AIM -> How many of the lines here include "Бухгалтерия"? Answer with a single number.

EXTRACTED MATERIAL ->
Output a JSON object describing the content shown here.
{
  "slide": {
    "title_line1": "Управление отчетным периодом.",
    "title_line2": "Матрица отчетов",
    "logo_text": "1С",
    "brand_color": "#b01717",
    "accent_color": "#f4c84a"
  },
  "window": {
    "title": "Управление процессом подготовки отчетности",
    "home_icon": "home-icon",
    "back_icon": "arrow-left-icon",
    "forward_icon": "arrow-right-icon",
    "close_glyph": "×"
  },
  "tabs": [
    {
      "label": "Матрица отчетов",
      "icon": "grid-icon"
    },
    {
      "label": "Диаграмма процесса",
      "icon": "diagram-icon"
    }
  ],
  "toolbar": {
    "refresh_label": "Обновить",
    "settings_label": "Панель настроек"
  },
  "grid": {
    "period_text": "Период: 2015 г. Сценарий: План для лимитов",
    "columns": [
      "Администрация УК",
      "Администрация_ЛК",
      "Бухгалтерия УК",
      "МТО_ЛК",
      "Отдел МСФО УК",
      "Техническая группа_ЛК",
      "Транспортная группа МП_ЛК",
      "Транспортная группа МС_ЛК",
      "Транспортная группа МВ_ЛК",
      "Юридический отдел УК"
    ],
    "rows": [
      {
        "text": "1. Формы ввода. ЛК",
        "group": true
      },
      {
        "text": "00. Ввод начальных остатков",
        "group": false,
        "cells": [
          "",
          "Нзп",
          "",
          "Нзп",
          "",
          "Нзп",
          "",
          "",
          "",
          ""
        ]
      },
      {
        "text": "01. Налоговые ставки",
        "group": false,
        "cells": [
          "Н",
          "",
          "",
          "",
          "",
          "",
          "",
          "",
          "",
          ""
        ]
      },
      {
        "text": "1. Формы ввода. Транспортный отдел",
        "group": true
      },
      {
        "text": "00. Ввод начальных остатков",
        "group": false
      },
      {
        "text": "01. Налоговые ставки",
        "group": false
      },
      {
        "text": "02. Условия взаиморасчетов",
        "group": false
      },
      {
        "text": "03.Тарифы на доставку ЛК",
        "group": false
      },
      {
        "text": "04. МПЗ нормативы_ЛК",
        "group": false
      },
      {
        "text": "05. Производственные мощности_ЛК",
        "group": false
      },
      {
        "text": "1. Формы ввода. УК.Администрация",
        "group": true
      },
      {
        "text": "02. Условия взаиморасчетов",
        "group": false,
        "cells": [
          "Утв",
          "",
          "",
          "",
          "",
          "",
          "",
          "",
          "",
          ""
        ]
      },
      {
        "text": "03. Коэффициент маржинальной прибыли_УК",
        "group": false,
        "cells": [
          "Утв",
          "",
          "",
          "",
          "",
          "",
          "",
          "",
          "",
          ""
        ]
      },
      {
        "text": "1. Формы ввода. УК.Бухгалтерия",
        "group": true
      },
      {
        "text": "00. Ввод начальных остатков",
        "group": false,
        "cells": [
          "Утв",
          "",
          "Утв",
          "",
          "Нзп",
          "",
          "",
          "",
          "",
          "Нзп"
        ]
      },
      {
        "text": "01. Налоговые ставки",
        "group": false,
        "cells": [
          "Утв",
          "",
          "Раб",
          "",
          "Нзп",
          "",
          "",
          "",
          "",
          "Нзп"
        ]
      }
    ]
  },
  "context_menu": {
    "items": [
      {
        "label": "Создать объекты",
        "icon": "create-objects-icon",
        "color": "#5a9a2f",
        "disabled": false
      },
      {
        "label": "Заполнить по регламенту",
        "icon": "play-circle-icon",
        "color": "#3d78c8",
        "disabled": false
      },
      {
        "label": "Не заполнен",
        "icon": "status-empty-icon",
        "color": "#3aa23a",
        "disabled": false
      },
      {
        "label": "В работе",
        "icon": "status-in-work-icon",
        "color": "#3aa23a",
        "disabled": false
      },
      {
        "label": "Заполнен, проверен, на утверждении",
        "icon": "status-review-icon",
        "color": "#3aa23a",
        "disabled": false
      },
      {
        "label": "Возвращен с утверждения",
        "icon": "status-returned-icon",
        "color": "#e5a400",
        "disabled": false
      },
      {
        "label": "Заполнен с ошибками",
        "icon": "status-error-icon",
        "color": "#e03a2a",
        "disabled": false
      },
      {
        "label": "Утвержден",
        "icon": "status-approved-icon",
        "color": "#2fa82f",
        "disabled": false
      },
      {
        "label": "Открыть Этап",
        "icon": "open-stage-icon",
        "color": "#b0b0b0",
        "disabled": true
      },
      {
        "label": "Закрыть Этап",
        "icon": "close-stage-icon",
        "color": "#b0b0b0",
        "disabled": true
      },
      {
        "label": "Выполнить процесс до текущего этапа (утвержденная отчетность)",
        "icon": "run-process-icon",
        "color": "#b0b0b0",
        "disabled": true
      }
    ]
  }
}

RESPONSE -> 2